> Task requirements:
Write out the data again in full, exactly as it reads.

> Record excerpts:

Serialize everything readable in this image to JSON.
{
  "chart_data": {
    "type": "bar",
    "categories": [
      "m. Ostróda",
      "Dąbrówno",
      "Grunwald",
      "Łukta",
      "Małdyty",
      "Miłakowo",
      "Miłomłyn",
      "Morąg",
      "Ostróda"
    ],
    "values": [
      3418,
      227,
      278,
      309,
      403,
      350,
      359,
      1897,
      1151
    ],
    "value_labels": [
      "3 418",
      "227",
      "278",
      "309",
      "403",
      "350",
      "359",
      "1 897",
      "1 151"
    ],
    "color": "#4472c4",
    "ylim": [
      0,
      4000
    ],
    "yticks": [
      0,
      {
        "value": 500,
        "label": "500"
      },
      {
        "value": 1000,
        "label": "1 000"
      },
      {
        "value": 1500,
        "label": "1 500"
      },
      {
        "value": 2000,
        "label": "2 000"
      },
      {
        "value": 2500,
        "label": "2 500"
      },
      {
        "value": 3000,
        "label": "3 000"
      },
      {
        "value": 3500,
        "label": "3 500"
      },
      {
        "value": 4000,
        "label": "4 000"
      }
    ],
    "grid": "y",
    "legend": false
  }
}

> Written answer:
Serialize everything readable in this image to JSON.
{
  "chart_data": {
    "type": "bar",
    "categories": [
      "m. Ostróda",
      "Dąbrówno",
      "Grunwald",
      "Łukta",
      "Małdyty",
      "Miłakowo",
      "Miłomłyn",
      "Morąg",
      "Ostróda"
    ],
    "values": [
      3418,
      227,
      278,
      309,
      403,
      350,
      359,
      1897,
      1151
    ],
    "value_labels": [
      "3 418",
      "227",
      "278",
      "309",
      "403",
      "350",
      "359",
      "1 897",
      "1 151"
    ],
    "color": "#4472c4",
    "ylim": [
      0,
      4000
    ],
    "yticks": [
      0,
      {
        "value": 500,
        "label": "500"
      },
      {
        "value": 1000,
        "label": "1 000"
      },
      {
        "value": 1500,
        "label": "1 500"
      },
      {
        "value": 2000,
        "label": "2 000"
      },
      {
        "value": 2500,
        "label": "2 500"
      },
      {
        "value": 3000,
        "label": "3 000"
      },
      {
        "value": 3500,
        "label": "3 500"
      },
      {
        "value": 4000,
        "label": "4 000"
      }
    ],
    "grid": "y",
    "legend": false
  }
}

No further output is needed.